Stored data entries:
** Start **
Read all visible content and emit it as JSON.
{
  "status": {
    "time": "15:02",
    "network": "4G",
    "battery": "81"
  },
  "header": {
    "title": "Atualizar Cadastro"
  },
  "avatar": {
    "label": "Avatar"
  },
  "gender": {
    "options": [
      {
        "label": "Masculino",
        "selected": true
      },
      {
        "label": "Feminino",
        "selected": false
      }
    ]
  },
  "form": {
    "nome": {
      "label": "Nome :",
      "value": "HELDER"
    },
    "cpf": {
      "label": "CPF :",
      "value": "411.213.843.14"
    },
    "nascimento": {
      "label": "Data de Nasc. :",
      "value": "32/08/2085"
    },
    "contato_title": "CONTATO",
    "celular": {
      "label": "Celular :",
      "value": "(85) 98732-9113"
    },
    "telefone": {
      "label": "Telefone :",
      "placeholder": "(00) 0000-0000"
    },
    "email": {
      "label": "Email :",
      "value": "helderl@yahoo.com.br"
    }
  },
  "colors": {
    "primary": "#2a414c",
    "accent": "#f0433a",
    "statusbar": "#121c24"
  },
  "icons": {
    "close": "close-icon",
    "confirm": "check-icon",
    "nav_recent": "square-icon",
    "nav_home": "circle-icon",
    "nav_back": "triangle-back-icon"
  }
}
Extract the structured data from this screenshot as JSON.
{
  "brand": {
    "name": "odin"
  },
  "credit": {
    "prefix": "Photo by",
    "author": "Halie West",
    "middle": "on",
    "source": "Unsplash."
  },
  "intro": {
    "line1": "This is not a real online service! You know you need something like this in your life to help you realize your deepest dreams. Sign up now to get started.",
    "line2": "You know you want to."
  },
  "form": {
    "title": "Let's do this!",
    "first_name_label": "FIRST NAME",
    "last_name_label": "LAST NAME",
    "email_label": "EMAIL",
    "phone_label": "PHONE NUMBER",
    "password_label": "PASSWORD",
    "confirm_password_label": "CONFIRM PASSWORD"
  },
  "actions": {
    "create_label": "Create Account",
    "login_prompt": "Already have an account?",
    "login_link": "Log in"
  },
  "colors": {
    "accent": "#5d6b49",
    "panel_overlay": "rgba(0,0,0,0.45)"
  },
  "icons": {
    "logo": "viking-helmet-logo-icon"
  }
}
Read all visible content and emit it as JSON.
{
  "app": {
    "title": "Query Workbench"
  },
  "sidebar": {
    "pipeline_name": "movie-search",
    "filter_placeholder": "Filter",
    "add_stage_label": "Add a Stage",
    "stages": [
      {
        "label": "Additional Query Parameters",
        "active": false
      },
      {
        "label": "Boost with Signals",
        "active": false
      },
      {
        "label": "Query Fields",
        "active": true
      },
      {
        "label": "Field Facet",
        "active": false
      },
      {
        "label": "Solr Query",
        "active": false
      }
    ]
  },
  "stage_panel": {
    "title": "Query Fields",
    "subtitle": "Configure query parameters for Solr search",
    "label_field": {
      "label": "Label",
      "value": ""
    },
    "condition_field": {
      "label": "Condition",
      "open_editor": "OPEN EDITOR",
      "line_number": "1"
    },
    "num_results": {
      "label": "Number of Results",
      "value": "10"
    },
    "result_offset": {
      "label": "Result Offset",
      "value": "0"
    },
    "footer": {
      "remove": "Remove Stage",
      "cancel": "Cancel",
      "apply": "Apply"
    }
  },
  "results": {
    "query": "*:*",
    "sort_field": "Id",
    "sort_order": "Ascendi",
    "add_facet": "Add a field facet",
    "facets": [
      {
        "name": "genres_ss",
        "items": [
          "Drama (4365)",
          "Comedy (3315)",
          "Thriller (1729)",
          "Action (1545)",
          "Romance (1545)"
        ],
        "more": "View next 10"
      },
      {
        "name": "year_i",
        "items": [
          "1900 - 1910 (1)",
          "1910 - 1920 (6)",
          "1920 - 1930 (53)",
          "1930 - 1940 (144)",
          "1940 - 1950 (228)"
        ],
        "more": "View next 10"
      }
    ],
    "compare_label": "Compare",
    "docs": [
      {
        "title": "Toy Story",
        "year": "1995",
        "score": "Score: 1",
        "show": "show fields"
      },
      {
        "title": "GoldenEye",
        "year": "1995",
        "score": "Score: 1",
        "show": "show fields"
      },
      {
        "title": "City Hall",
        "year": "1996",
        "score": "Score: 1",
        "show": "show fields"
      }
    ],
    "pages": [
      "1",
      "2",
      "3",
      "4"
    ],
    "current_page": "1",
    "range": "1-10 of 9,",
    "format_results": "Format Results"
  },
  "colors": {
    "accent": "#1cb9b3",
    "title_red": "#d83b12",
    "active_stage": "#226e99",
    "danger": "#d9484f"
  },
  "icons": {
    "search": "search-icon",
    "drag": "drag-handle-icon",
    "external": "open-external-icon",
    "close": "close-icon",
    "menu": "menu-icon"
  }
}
** End **
**EXERCISE GOAL**:
Quote every entry exactly.

**EXPECTED ANSWER**:
Read all visible content and emit it as JSON.
{
  "status": {
    "time": "15:02",
    "network": "4G",
    "battery": "81"
  },
  "header": {
    "title": "Atualizar Cadastro"
  },
  "avatar": {
    "label": "Avatar"
  },
  "gender": {
    "options": [
      {
        "label": "Masculino",
        "selected": true
      },
      {
        "label": "Feminino",
        "selected": false
      }
    ]
  },
  "form": {
    "nome": {
      "label": "Nome :",
      "value": "HELDER"
    },
    "cpf": {
      "label": "CPF :",
      "value": "411.213.843.14"
    },
    "nascimento": {
      "label": "Data de Nasc. :",
      "value": "32/08/2085"
    },
    "contato_title": "CONTATO",
    "celular": {
      "label": "Celular :",
      "value": "(85) 98732-9113"
    },
    "telefone": {
      "label": "Telefone :",
      "placeholder": "(00) 0000-0000"
    },
    "email": {
      "label": "Email :",
      "value": "helderl@yahoo.com.br"
    }
  },
  "colors": {
    "primary": "#2a414c",
    "accent": "#f0433a",
    "statusbar": "#121c24"
  },
  "icons": {
    "close": "close-icon",
    "confirm": "check-icon",
    "nav_recent": "square-icon",
    "nav_home": "circle-icon",
    "nav_back": "triangle-back-icon"
  }
}
Extract the structured data from this screenshot as JSON.
{
  "brand": {
    "name": "odin"
  },
  "credit": {
    "prefix": "Photo by",
    "author": "Halie West",
    "middle": "on",
    "source": "Unsplash."
  },
  "intro": {
    "line1": "This is not a real online service! You know you need something like this in your life to help you realize your deepest dreams. Sign up now to get started.",
    "line2": "You know you want to."
  },
  "form": {
    "title": "Let's do this!",
    "first_name_label": "FIRST NAME",
    "last_name_label": "LAST NAME",
    "email_label": "EMAIL",
    "phone_label": "PHONE NUMBER",
    "password_label": "PASSWORD",
    "confirm_password_label": "CONFIRM PASSWORD"
  },
  "actions": {
    "create_label": "Create Account",
    "login_prompt": "Already have an account?",
    "login_link": "Log in"
  },
  "colors": {
    "accent": "#5d6b49",
    "panel_overlay": "rgba(0,0,0,0.45)"
  },
  "icons": {
    "logo": "viking-helmet-logo-icon"
  }
}
Read all visible content and emit it as JSON.
{
  "app": {
    "title": "Query Workbench"
  },
  "sidebar": {
    "pipeline_name": "movie-search",
    "filter_placeholder": "Filter",
    "add_stage_label": "Add a Stage",
    "stages": [
      {
        "label": "Additional Query Parameters",
        "active": false
      },
      {
        "label": "Boost with Signals",
        "active": false
      },
      {
        "label": "Query Fields",
        "active": true
      },
      {
        "label": "Field Facet",
        "active": false
      },
      {
        "label": "Solr Query",
        "active": false
      }
    ]
  },
  "stage_panel": {
    "title": "Query Fields",
    "subtitle": "Configure query parameters for Solr search",
    "label_field": {
      "label": "Label",
      "value": ""
    },
    "condition_field": {
      "label": "Condition",
      "open_editor": "OPEN EDITOR",
      "line_number": "1"
    },
    "num_results": {
      "label": "Number of Results",
      "value": "10"
    },
    "result_offset": {
      "label": "Result Offset",
      "value": "0"
    },
    "footer": {
      "remove": "Remove Stage",
      "cancel": "Cancel",
      "apply": "Apply"
    }
  },
  "results": {
    "query": "*:*",
    "sort_field": "Id",
    "sort_order": "Ascendi",
    "add_facet": "Add a field facet",
    "facets": [
      {
        "name": "genres_ss",
        "items": [
          "Drama (4365)",
          "Comedy (3315)",
          "Thriller (1729)",
          "Action (1545)",
          "Romance (1545)"
        ],
        "more": "View next 10"
      },
      {
        "name": "year_i",
        "items": [
          "1900 - 1910 (1)",
          "1910 - 1920 (6)",
          "1920 - 1930 (53)",
          "1930 - 1940 (144)",
          "1940 - 1950 (228)"
        ],
        "more": "View next 10"
      }
    ],
    "compare_label": "Compare",
    "docs": [
      {
        "title": "Toy Story",
        "year": "1995",
        "score": "Score: 1",
        "show": "show fields"
      },
      {
        "title": "GoldenEye",
        "year": "1995",
        "score": "Score: 1",
        "show": "show fields"
      },
      {
        "title": "City Hall",
        "year": "1996",
        "score": "Score: 1",
        "show": "show fields"
      }
    ],
    "pages": [
      "1",
      "2",
      "3",
      "4"
    ],
    "current_page": "1",
    "range": "1-10 of 9,",
    "format_results": "Format Results"
  },
  "colors": {
    "accent": "#1cb9b3",
    "title_red": "#d83b12",
    "active_stage": "#226e99",
    "danger": "#d9484f"
  },
  "icons": {
    "search": "search-icon",
    "drag": "drag-handle-icon",
    "external": "open-external-icon",
    "close": "close-icon",
    "menu": "menu-icon"
  }
}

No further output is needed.